::: GIVEN DATA :::
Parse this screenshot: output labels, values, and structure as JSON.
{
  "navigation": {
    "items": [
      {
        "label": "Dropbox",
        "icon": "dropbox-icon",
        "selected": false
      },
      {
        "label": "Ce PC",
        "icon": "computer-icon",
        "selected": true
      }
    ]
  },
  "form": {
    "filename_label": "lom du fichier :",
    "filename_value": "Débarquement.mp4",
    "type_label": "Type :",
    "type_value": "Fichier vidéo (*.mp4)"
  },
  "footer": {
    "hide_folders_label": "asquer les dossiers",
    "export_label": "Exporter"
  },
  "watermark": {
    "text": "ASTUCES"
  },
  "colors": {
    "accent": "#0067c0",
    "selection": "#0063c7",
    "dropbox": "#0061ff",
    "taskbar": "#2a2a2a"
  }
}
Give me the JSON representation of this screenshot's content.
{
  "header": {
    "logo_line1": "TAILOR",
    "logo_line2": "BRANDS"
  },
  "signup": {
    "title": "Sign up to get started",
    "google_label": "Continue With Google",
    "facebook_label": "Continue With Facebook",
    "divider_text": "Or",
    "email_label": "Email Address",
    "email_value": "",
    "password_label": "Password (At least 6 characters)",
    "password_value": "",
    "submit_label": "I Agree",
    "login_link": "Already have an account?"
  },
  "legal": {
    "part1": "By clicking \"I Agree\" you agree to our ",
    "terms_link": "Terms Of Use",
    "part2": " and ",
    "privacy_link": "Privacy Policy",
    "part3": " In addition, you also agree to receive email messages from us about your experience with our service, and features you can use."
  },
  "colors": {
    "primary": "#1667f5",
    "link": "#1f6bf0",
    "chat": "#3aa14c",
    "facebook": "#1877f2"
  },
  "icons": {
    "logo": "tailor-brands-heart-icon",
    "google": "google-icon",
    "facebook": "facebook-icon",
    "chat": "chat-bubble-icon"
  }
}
:::
> **EXERCISE BRIEF**
Give an exact repetition of all the material.

> **SOLVED PROBLEM**
Parse this screenshot: output labels, values, and structure as JSON.
{
  "navigation": {
    "items": [
      {
        "label": "Dropbox",
        "icon": "dropbox-icon",
        "selected": false
      },
      {
        "label": "Ce PC",
        "icon": "computer-icon",
        "selected": true
      }
    ]
  },
  "form": {
    "filename_label": "lom du fichier :",
    "filename_value": "Débarquement.mp4",
    "type_label": "Type :",
    "type_value": "Fichier vidéo (*.mp4)"
  },
  "footer": {
    "hide_folders_label": "asquer les dossiers",
    "export_label": "Exporter"
  },
  "watermark": {
    "text": "ASTUCES"
  },
  "colors": {
    "accent": "#0067c0",
    "selection": "#0063c7",
    "dropbox": "#0061ff",
    "taskbar": "#2a2a2a"
  }
}
Give me the JSON representation of this screenshot's content.
{
  "header": {
    "logo_line1": "TAILOR",
    "logo_line2": "BRANDS"
  },
  "signup": {
    "title": "Sign up to get started",
    "google_label": "Continue With Google",
    "facebook_label": "Continue With Facebook",
    "divider_text": "Or",
    "email_label": "Email Address",
    "email_value": "",
    "password_label": "Password (At least 6 characters)",
    "password_value": "",
    "submit_label": "I Agree",
    "login_link": "Already have an account?"
  },
  "legal": {
    "part1": "By clicking \"I Agree\" you agree to our ",
    "terms_link": "Terms Of Use",
    "part2": " and ",
    "privacy_link": "Privacy Policy",
    "part3": " In addition, you also agree to receive email messages from us about your experience with our service, and features you can use."
  },
  "colors": {
    "primary": "#1667f5",
    "link": "#1f6bf0",
    "chat": "#3aa14c",
    "facebook": "#1877f2"
  },
  "icons": {
    "logo": "tailor-brands-heart-icon",
    "google": "google-icon",
    "facebook": "facebook-icon",
    "chat": "chat-bubble-icon"
  }
}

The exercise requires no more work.